## What is needed:
Do not copy the pictures; transcribe all other material exactly.

··· Record list ···

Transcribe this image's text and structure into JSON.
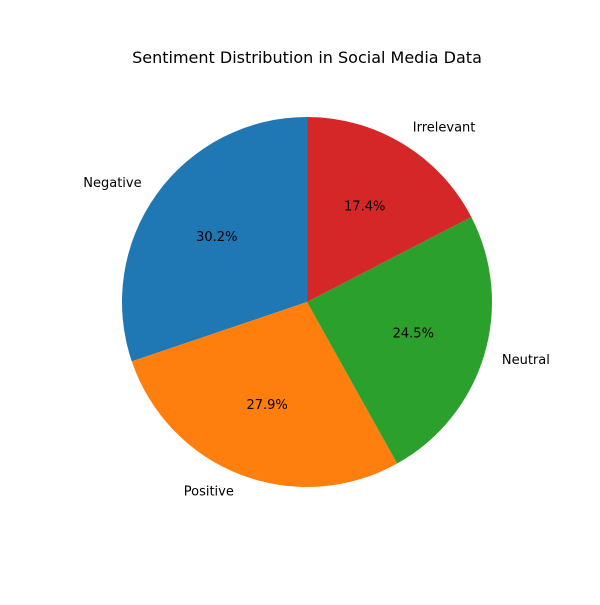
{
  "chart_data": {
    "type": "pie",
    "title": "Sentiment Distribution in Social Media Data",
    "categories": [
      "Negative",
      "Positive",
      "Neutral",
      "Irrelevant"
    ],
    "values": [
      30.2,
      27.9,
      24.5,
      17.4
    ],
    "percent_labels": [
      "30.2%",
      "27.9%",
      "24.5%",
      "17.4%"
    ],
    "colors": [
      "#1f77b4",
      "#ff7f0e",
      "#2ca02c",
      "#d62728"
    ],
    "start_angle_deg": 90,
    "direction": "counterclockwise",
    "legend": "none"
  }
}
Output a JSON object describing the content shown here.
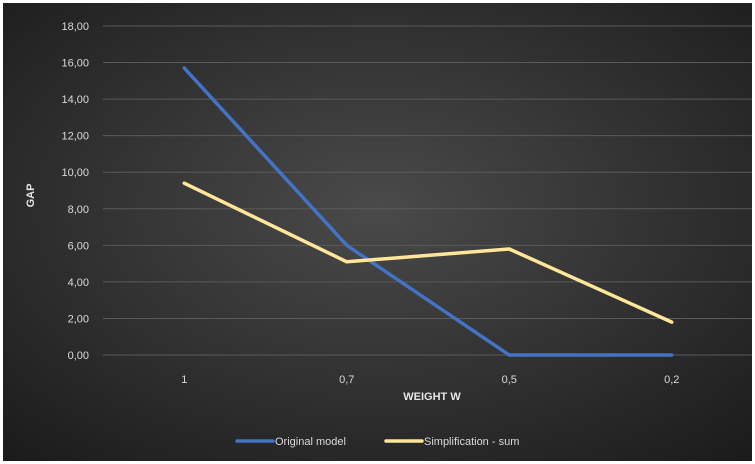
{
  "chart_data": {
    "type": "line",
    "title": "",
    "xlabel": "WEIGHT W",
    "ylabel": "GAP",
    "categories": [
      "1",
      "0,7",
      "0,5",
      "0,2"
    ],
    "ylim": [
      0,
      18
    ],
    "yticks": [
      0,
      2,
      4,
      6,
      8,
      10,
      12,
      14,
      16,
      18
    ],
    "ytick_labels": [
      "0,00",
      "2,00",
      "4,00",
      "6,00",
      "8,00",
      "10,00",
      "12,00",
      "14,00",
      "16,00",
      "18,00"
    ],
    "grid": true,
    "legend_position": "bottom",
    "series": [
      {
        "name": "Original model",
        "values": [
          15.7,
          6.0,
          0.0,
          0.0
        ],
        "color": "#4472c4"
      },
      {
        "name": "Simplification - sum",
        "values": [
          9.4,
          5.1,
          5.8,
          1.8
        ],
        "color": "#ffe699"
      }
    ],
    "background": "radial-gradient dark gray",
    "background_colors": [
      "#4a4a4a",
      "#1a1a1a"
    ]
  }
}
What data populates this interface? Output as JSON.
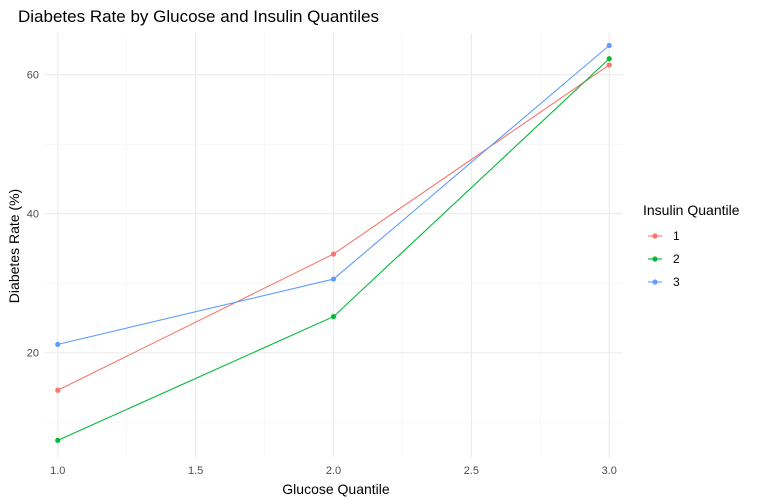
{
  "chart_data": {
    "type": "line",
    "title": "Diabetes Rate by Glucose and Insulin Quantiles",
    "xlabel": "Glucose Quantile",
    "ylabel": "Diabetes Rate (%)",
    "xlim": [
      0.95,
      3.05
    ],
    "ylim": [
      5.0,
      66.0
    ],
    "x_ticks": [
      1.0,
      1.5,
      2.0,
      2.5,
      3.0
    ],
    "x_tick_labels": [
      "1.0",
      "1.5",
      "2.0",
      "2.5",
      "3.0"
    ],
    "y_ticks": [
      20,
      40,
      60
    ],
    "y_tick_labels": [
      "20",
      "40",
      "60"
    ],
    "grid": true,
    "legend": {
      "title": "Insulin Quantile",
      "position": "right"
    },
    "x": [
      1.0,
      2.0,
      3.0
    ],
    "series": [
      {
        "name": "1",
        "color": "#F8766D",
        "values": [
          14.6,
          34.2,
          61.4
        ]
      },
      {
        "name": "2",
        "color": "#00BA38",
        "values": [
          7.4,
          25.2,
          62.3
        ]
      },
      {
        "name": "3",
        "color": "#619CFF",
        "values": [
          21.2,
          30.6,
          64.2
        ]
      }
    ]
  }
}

···

## Finished task:
Transcribe this image's text and structure into JSON.
{
  "chart_data": {
    "type": "pie",
    "title": "Sentiment Distribution in Social Media Data",
    "categories": [
      "Negative",
      "Positive",
      "Neutral",
      "Irrelevant"
    ],
    "values": [
      30.2,
      27.9,
      24.5,
      17.4
    ],
    "percent_labels": [
      "30.2%",
      "27.9%",
      "24.5%",
      "17.4%"
    ],
    "colors": [
      "#1f77b4",
      "#ff7f0e",
      "#2ca02c",
      "#d62728"
    ],
    "start_angle_deg": 90,
    "direction": "counterclockwise",
    "legend": "none"
  }
}
Output a JSON object describing the content shown here.
{
  "chart_data": {
    "type": "line",
    "title": "",
    "xlabel": "WEIGHT W",
    "ylabel": "GAP",
    "categories": [
      "1",
      "0,7",
      "0,5",
      "0,2"
    ],
    "ylim": [
      0,
      18
    ],
    "yticks": [
      0,
      2,
      4,
      6,
      8,
      10,
      12,
      14,
      16,
      18
    ],
    "ytick_labels": [
      "0,00",
      "2,00",
      "4,00",
      "6,00",
      "8,00",
      "10,00",
      "12,00",
      "14,00",
      "16,00",
      "18,00"
    ],
    "grid": true,
    "legend_position": "bottom",
    "series": [
      {
        "name": "Original model",
        "values": [
          15.7,
          6.0,
          0.0,
          0.0
        ],
        "color": "#4472c4"
      },
      {
        "name": "Simplification - sum",
        "values": [
          9.4,
          5.1,
          5.8,
          1.8
        ],
        "color": "#ffe699"
      }
    ],
    "background": "radial-gradient dark gray",
    "background_colors": [
      "#4a4a4a",
      "#1a1a1a"
    ]
  }
}
What data populates this interface? Output as JSON.
{
  "chart_data": {
    "type": "line",
    "title": "Diabetes Rate by Glucose and Insulin Quantiles",
    "xlabel": "Glucose Quantile",
    "ylabel": "Diabetes Rate (%)",
    "xlim": [
      0.95,
      3.05
    ],
    "ylim": [
      5.0,
      66.0
    ],
    "x_ticks": [
      1.0,
      1.5,
      2.0,
      2.5,
      3.0
    ],
    "x_tick_labels": [
      "1.0",
      "1.5",
      "2.0",
      "2.5",
      "3.0"
    ],
    "y_ticks": [
      20,
      40,
      60
    ],
    "y_tick_labels": [
      "20",
      "40",
      "60"
    ],
    "grid": true,
    "legend": {
      "title": "Insulin Quantile",
      "position": "right"
    },
    "x": [
      1.0,
      2.0,
      3.0
    ],
    "series": [
      {
        "name": "1",
        "color": "#F8766D",
        "values": [
          14.6,
          34.2,
          61.4
        ]
      },
      {
        "name": "2",
        "color": "#00BA38",
        "values": [
          7.4,
          25.2,
          62.3
        ]
      },
      {
        "name": "3",
        "color": "#619CFF",
        "values": [
          21.2,
          30.6,
          64.2
        ]
      }
    ]
  }
}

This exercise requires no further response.